- **GIVEN EXERCISE**
Repeat every record below exactly as written.

[Source records]

───

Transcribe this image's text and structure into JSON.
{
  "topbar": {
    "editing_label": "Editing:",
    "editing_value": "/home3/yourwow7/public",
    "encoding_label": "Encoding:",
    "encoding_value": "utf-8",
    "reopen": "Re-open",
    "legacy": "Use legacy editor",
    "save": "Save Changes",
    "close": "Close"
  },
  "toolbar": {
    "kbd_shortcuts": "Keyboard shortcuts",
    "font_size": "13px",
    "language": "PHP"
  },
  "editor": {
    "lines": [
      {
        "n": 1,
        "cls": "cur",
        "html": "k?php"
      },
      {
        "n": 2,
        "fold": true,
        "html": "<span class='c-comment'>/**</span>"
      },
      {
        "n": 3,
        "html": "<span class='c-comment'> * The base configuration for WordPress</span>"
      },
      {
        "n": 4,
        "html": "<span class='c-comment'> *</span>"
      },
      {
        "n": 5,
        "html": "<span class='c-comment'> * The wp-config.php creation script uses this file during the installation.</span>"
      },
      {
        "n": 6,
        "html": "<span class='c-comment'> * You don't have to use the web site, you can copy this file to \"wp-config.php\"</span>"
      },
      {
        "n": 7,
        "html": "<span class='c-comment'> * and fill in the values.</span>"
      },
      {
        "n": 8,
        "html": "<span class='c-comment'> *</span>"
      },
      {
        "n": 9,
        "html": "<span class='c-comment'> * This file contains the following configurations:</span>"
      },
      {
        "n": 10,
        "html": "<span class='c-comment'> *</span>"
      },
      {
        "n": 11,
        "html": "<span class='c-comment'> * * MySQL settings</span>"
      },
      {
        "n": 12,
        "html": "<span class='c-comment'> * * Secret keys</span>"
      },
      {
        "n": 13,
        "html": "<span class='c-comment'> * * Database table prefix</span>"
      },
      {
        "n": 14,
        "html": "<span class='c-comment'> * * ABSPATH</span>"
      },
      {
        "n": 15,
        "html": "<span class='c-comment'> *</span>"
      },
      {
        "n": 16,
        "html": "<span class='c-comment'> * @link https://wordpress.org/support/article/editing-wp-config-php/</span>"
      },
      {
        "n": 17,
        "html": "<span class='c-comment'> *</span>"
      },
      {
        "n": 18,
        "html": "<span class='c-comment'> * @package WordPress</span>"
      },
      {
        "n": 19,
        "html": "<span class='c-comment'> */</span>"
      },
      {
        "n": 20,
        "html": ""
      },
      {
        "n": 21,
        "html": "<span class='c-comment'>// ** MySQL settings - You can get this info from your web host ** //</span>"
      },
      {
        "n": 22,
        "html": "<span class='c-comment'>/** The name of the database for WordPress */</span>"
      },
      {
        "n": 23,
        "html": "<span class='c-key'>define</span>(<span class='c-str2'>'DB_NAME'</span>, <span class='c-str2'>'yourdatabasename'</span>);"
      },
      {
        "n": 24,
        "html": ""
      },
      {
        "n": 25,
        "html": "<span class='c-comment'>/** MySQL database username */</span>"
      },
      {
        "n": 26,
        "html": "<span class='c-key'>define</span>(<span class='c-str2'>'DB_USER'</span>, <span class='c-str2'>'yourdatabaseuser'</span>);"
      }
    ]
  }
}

───

- **SOLUTION**
Transcribe this image's text and structure into JSON.
{
  "topbar": {
    "editing_label": "Editing:",
    "editing_value": "/home3/yourwow7/public",
    "encoding_label": "Encoding:",
    "encoding_value": "utf-8",
    "reopen": "Re-open",
    "legacy": "Use legacy editor",
    "save": "Save Changes",
    "close": "Close"
  },
  "toolbar": {
    "kbd_shortcuts": "Keyboard shortcuts",
    "font_size": "13px",
    "language": "PHP"
  },
  "editor": {
    "lines": [
      {
        "n": 1,
        "cls": "cur",
        "html": "k?php"
      },
      {
        "n": 2,
        "fold": true,
        "html": "<span class='c-comment'>/**</span>"
      },
      {
        "n": 3,
        "html": "<span class='c-comment'> * The base configuration for WordPress</span>"
      },
      {
        "n": 4,
        "html": "<span class='c-comment'> *</span>"
      },
      {
        "n": 5,
        "html": "<span class='c-comment'> * The wp-config.php creation script uses this file during the installation.</span>"
      },
      {
        "n": 6,
        "html": "<span class='c-comment'> * You don't have to use the web site, you can copy this file to \"wp-config.php\"</span>"
      },
      {
        "n": 7,
        "html": "<span class='c-comment'> * and fill in the values.</span>"
      },
      {
        "n": 8,
        "html": "<span class='c-comment'> *</span>"
      },
      {
        "n": 9,
        "html": "<span class='c-comment'> * This file contains the following configurations:</span>"
      },
      {
        "n": 10,
        "html": "<span class='c-comment'> *</span>"
      },
      {
        "n": 11,
        "html": "<span class='c-comment'> * * MySQL settings</span>"
      },
      {
        "n": 12,
        "html": "<span class='c-comment'> * * Secret keys</span>"
      },
      {
        "n": 13,
        "html": "<span class='c-comment'> * * Database table prefix</span>"
      },
      {
        "n": 14,
        "html": "<span class='c-comment'> * * ABSPATH</span>"
      },
      {
        "n": 15,
        "html": "<span class='c-comment'> *</span>"
      },
      {
        "n": 16,
        "html": "<span class='c-comment'> * @link https://wordpress.org/support/article/editing-wp-config-php/</span>"
      },
      {
        "n": 17,
        "html": "<span class='c-comment'> *</span>"
      },
      {
        "n": 18,
        "html": "<span class='c-comment'> * @package WordPress</span>"
      },
      {
        "n": 19,
        "html": "<span class='c-comment'> */</span>"
      },
      {
        "n": 20,
        "html": ""
      },
      {
        "n": 21,
        "html": "<span class='c-comment'>// ** MySQL settings - You can get this info from your web host ** //</span>"
      },
      {
        "n": 22,
        "html": "<span class='c-comment'>/** The name of the database for WordPress */</span>"
      },
      {
        "n": 23,
        "html": "<span class='c-key'>define</span>(<span class='c-str2'>'DB_NAME'</span>, <span class='c-str2'>'yourdatabasename'</span>);"
      },
      {
        "n": 24,
        "html": ""
      },
      {
        "n": 25,
        "html": "<span class='c-comment'>/** MySQL database username */</span>"
      },
      {
        "n": 26,
        "html": "<span class='c-key'>define</span>(<span class='c-str2'>'DB_USER'</span>, <span class='c-str2'>'yourdatabaseuser'</span>);"
      }
    ]
  }
}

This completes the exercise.